» WHAT TO PRODUCE:
Show all lines holding "reaction".

(Dataset records on visual material)
━━━
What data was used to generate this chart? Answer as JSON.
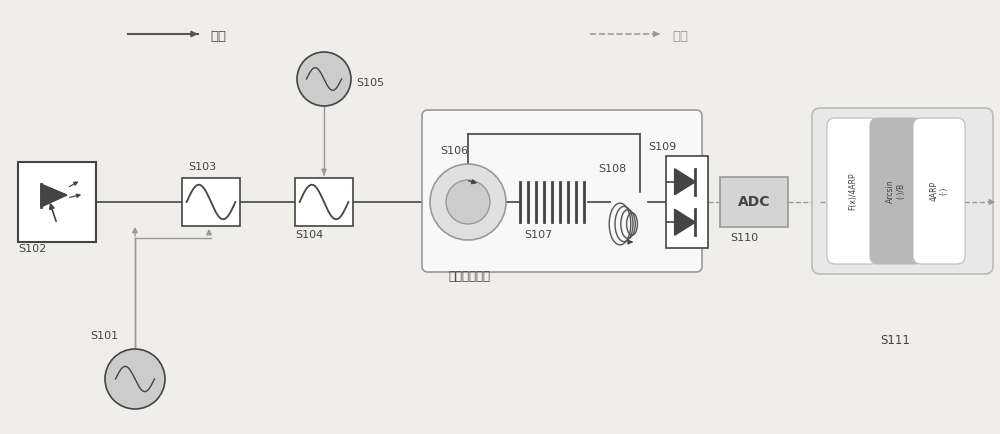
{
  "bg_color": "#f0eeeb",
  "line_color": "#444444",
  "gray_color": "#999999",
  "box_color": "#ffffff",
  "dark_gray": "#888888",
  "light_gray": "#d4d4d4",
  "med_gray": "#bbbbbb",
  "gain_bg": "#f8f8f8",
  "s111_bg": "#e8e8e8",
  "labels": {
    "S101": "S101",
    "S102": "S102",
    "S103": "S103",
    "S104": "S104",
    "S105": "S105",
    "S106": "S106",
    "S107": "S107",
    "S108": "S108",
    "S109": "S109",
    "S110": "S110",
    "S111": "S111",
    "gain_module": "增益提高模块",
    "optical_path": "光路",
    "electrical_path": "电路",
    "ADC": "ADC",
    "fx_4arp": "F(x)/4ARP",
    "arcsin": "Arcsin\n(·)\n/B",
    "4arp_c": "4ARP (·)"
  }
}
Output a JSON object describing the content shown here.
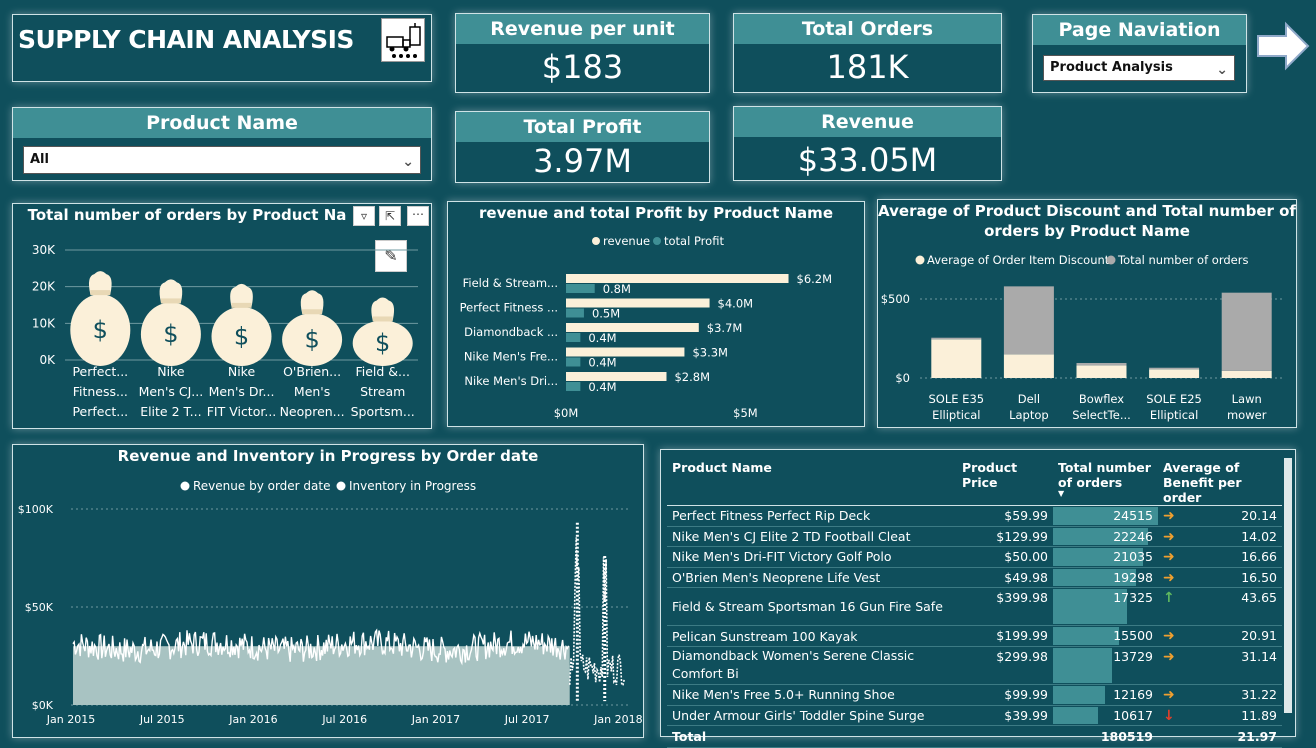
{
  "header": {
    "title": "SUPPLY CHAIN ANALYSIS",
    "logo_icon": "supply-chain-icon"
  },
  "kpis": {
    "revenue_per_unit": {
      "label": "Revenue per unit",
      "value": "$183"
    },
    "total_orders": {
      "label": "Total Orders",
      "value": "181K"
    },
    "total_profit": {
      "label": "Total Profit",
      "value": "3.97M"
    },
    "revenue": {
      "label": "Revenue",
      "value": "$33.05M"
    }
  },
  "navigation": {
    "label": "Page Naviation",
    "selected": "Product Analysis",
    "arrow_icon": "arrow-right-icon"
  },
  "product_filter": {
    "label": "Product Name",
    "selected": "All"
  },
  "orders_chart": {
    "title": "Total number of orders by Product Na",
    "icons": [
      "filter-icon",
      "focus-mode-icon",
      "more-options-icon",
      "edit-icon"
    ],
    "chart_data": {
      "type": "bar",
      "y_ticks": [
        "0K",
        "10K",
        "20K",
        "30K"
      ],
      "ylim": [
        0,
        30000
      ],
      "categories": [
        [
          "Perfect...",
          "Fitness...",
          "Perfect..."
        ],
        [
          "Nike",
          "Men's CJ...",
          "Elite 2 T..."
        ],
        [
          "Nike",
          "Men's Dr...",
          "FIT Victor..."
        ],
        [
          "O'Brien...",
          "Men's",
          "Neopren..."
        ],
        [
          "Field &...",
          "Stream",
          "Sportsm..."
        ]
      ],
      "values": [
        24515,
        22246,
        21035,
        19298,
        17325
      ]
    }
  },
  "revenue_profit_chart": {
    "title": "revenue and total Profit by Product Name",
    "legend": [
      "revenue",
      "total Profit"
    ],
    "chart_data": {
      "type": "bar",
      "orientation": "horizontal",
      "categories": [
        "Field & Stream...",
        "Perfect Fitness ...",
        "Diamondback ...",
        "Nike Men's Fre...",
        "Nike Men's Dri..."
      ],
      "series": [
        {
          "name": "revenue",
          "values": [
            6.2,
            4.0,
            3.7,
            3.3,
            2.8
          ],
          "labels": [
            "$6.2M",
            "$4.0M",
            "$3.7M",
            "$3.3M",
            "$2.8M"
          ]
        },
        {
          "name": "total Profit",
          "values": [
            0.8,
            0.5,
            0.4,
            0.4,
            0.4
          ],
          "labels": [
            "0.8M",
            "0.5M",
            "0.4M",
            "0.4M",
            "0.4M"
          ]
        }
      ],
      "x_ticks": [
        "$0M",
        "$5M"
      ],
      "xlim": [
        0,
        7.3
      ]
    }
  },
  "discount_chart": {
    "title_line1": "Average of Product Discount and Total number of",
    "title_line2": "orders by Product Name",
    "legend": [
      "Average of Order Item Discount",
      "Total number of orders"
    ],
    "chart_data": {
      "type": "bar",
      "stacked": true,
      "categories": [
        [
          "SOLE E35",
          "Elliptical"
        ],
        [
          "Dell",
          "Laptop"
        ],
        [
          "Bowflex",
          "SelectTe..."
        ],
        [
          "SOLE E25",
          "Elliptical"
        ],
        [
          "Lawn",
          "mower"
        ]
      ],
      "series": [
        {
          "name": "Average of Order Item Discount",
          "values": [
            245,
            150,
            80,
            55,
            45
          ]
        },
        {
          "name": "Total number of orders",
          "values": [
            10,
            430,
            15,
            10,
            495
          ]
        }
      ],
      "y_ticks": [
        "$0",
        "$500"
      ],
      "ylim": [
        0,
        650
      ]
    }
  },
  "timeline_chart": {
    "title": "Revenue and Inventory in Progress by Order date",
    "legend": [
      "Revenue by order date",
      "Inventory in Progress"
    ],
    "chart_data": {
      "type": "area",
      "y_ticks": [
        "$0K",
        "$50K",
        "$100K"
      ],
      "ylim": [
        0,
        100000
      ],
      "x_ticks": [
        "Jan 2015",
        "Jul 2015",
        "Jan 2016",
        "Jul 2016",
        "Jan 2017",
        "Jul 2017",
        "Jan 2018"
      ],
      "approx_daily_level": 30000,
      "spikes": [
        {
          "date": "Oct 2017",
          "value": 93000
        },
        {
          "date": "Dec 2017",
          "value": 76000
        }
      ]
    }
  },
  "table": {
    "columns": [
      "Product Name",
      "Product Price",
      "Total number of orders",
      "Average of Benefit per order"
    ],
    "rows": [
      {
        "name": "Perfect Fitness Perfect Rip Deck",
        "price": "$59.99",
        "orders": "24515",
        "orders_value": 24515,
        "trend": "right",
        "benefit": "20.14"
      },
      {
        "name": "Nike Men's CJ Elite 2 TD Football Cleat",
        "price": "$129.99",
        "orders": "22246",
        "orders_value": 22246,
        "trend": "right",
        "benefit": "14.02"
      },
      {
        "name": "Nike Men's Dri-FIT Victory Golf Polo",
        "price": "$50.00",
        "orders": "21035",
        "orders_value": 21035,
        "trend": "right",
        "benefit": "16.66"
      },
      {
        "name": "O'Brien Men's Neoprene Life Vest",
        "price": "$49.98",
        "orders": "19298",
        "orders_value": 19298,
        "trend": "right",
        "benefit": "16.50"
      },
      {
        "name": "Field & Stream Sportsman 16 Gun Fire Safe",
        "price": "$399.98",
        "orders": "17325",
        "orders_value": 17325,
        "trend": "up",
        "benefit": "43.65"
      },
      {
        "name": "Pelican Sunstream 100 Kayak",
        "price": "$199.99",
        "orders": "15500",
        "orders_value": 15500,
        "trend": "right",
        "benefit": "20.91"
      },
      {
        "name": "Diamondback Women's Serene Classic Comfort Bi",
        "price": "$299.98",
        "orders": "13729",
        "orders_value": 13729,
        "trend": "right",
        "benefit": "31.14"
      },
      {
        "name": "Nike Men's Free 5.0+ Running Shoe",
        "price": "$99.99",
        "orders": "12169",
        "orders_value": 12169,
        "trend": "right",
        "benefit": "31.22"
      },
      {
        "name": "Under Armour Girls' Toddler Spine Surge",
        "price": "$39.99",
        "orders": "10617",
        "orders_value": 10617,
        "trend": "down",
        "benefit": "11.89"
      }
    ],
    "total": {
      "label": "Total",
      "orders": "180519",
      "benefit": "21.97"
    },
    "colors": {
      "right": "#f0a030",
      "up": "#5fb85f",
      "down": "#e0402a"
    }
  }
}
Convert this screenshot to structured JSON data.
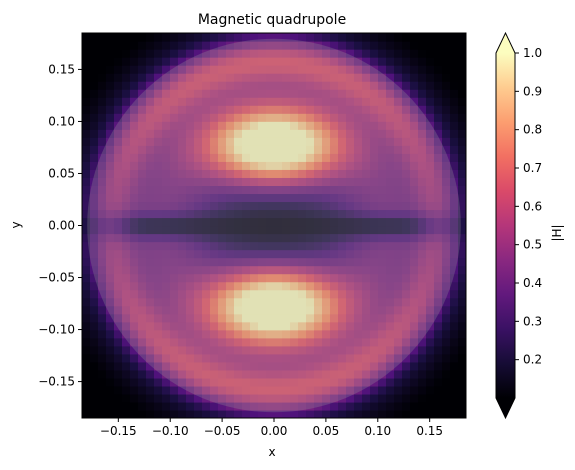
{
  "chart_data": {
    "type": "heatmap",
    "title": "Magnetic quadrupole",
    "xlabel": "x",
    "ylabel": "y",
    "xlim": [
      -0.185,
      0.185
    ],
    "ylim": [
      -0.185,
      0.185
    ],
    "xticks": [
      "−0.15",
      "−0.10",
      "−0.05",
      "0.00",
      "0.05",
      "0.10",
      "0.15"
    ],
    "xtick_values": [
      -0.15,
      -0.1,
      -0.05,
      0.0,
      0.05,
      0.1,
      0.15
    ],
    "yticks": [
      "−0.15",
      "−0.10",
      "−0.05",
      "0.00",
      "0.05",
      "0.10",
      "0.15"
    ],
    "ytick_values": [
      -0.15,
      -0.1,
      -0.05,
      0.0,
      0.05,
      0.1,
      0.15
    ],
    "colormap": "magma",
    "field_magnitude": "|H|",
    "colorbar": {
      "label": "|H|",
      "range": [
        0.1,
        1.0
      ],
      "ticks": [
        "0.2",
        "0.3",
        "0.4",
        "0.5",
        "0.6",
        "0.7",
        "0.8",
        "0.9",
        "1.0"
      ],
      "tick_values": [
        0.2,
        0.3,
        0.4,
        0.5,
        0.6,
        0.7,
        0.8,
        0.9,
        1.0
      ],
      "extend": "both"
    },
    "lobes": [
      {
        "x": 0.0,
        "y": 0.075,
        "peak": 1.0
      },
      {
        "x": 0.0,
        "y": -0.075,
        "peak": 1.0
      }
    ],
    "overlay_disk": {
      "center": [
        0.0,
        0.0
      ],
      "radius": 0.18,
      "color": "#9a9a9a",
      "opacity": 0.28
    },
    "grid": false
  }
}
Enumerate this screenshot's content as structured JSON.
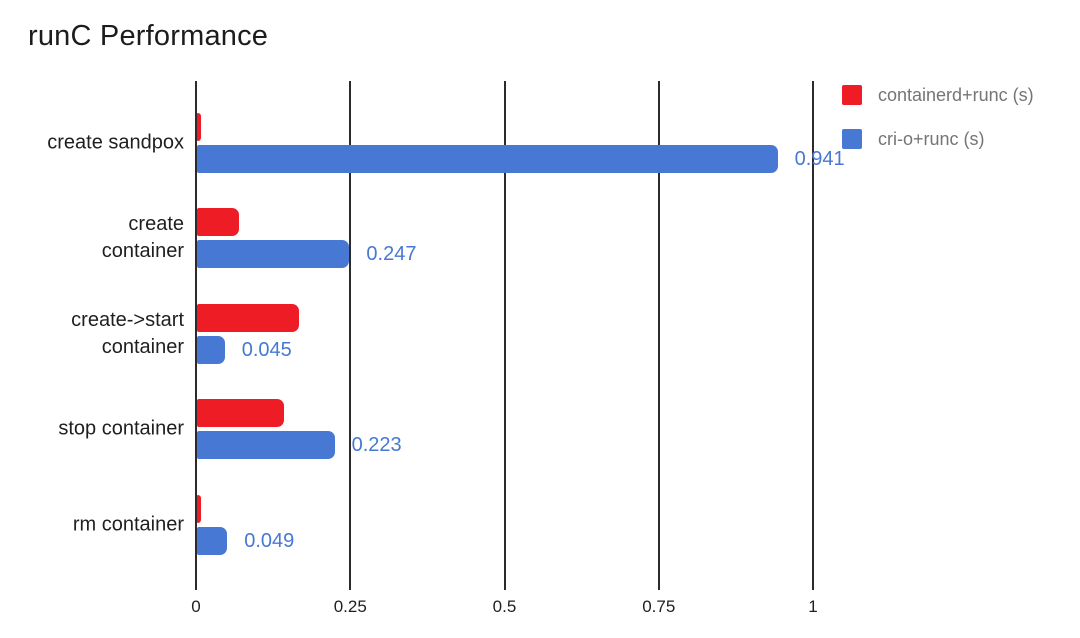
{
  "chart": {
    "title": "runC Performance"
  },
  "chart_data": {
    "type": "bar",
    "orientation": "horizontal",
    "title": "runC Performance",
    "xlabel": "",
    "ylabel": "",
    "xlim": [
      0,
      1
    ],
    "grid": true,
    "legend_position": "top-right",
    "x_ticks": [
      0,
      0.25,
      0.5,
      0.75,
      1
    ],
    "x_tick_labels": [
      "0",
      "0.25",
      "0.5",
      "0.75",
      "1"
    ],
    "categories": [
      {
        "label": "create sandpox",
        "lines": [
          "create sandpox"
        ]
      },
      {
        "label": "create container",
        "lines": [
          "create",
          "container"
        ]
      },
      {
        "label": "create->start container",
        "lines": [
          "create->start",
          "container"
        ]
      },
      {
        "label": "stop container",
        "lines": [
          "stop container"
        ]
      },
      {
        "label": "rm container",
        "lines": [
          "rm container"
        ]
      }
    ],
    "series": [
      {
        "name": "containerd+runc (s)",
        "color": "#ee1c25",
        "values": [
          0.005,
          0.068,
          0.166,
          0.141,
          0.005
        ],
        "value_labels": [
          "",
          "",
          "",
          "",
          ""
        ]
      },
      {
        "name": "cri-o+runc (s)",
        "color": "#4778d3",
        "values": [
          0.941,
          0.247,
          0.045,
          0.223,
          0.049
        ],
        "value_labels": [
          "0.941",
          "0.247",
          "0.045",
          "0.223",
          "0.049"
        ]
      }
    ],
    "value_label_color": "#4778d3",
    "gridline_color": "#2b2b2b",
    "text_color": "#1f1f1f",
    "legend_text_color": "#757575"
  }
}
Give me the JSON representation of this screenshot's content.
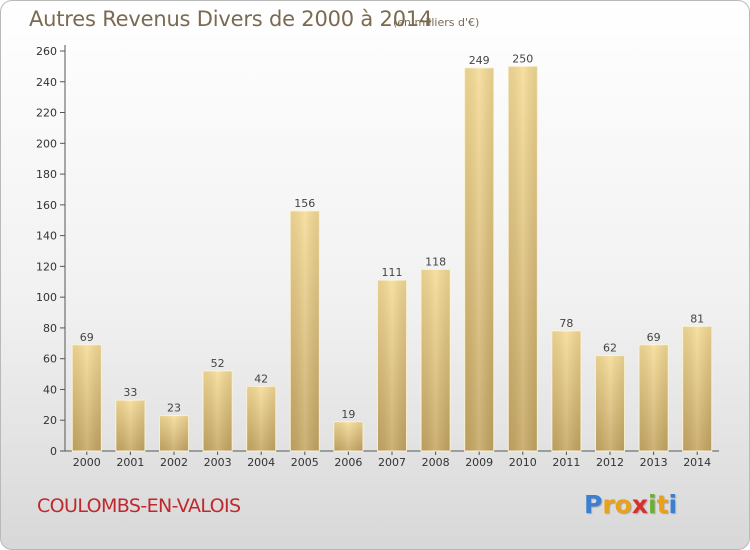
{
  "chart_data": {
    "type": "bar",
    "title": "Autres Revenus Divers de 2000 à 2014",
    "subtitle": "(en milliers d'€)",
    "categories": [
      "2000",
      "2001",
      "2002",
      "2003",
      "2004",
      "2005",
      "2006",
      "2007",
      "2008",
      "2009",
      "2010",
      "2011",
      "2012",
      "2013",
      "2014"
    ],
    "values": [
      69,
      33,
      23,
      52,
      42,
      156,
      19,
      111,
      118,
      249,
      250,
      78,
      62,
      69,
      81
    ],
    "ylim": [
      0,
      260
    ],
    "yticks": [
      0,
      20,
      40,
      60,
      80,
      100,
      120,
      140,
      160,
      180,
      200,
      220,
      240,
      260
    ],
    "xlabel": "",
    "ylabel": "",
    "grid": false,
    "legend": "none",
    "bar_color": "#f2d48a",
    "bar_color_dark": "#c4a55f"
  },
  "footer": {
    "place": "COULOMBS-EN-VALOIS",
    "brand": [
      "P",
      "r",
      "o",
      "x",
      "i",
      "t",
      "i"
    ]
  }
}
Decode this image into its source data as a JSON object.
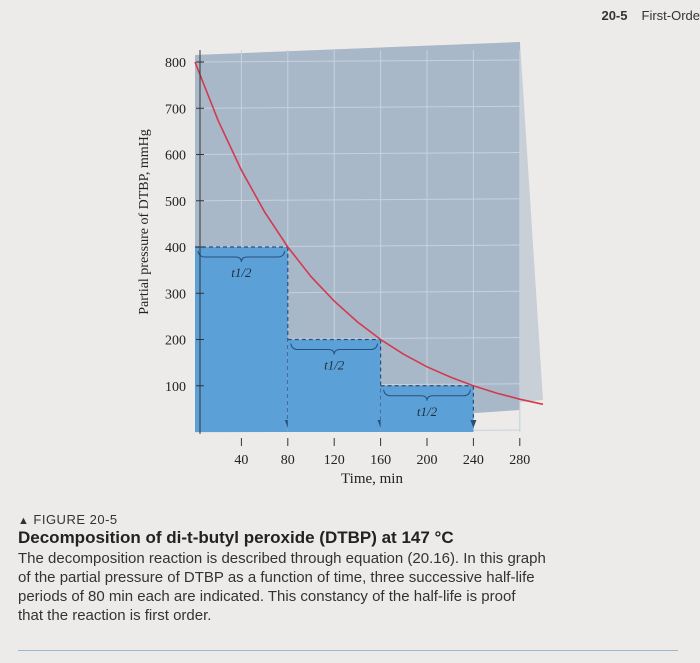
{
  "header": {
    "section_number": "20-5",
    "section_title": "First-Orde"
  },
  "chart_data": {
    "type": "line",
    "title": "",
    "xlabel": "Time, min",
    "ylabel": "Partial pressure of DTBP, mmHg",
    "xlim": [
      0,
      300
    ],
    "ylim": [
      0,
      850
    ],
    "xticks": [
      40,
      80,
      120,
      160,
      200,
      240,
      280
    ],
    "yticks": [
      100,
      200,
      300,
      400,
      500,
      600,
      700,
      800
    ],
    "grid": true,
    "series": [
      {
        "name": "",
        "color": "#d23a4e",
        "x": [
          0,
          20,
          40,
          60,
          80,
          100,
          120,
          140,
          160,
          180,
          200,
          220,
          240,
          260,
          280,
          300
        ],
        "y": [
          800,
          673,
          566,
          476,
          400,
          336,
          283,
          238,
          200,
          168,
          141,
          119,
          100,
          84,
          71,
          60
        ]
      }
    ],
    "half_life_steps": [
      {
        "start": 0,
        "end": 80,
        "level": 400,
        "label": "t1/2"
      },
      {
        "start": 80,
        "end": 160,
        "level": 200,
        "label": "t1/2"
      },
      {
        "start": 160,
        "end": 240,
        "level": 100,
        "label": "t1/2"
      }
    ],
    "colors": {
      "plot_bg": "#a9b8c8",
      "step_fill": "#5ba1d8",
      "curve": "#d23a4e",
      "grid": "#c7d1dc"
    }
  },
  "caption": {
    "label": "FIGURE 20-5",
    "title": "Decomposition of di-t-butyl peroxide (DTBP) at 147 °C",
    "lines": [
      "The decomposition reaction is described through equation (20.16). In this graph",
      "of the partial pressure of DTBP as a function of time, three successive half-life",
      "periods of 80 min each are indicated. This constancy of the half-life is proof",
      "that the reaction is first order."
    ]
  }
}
━━━
» THE RESULT:
      "The decomposition reaction is described through equation (20.16). In this graph",
      "that the reaction is first order."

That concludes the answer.